START Task data
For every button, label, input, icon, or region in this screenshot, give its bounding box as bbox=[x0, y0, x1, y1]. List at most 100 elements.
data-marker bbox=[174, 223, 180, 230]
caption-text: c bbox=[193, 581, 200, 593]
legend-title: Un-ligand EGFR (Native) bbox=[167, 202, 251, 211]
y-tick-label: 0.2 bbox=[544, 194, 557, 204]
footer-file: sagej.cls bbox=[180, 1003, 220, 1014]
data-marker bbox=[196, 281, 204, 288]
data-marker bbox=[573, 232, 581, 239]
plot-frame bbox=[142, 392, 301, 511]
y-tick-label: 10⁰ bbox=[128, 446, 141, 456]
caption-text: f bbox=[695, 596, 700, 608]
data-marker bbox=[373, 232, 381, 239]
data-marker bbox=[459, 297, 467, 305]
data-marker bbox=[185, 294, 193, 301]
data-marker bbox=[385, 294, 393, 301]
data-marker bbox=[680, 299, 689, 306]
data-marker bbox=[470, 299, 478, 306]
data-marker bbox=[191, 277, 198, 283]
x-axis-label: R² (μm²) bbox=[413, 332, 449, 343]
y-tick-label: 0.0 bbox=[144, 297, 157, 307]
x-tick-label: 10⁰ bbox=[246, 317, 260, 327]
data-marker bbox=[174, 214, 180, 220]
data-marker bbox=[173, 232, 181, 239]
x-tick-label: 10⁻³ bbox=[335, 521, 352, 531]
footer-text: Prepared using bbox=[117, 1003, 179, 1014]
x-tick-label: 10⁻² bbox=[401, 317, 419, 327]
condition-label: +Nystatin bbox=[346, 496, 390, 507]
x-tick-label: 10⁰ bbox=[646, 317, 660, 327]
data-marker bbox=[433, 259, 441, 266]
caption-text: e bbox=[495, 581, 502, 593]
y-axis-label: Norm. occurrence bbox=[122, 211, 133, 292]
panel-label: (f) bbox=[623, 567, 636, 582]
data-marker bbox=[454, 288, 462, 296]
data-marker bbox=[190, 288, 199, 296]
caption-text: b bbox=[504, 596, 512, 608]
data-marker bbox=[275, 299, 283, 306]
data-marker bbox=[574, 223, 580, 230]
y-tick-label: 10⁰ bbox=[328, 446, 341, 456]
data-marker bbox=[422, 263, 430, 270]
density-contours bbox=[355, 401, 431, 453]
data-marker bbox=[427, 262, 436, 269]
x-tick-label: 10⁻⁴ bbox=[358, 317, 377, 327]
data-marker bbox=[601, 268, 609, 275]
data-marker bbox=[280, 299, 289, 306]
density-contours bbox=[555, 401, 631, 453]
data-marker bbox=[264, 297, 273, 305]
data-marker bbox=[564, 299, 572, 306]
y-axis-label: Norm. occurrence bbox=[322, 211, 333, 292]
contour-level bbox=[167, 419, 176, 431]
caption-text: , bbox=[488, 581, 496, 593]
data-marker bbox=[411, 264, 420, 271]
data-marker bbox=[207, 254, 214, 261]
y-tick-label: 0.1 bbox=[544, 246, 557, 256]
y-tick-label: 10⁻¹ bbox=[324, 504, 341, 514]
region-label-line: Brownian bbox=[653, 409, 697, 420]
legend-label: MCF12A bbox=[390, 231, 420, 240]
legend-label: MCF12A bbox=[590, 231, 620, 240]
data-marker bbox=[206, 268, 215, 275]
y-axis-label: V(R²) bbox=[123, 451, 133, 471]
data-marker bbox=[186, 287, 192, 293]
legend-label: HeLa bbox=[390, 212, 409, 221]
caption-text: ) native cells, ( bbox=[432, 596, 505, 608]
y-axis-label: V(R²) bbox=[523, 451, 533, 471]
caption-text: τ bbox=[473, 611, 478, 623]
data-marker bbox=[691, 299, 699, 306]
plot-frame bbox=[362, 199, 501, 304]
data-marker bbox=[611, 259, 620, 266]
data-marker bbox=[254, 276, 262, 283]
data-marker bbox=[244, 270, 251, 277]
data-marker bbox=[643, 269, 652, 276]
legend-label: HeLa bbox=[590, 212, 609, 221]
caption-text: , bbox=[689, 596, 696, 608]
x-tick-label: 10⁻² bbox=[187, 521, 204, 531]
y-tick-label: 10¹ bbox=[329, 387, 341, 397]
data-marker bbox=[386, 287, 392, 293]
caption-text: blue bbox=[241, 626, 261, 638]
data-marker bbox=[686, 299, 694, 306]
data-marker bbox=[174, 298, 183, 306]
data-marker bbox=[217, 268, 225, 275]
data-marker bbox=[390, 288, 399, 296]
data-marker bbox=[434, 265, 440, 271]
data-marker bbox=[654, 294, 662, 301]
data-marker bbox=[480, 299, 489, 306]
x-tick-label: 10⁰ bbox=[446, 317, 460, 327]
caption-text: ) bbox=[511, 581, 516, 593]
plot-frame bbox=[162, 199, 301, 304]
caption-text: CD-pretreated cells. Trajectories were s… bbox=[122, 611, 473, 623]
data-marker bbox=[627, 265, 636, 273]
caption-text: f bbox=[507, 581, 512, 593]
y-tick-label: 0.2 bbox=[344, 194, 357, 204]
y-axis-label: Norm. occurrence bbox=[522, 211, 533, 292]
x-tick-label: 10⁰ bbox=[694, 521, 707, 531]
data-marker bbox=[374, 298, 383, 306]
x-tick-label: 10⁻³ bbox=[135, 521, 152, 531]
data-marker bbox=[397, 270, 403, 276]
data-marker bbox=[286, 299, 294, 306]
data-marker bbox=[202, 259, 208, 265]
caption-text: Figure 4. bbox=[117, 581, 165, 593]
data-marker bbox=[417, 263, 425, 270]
END Task data
### Try it:
Each line of the material above that includes the word "axis" counts once; give the total number alone.

### Written reply:
6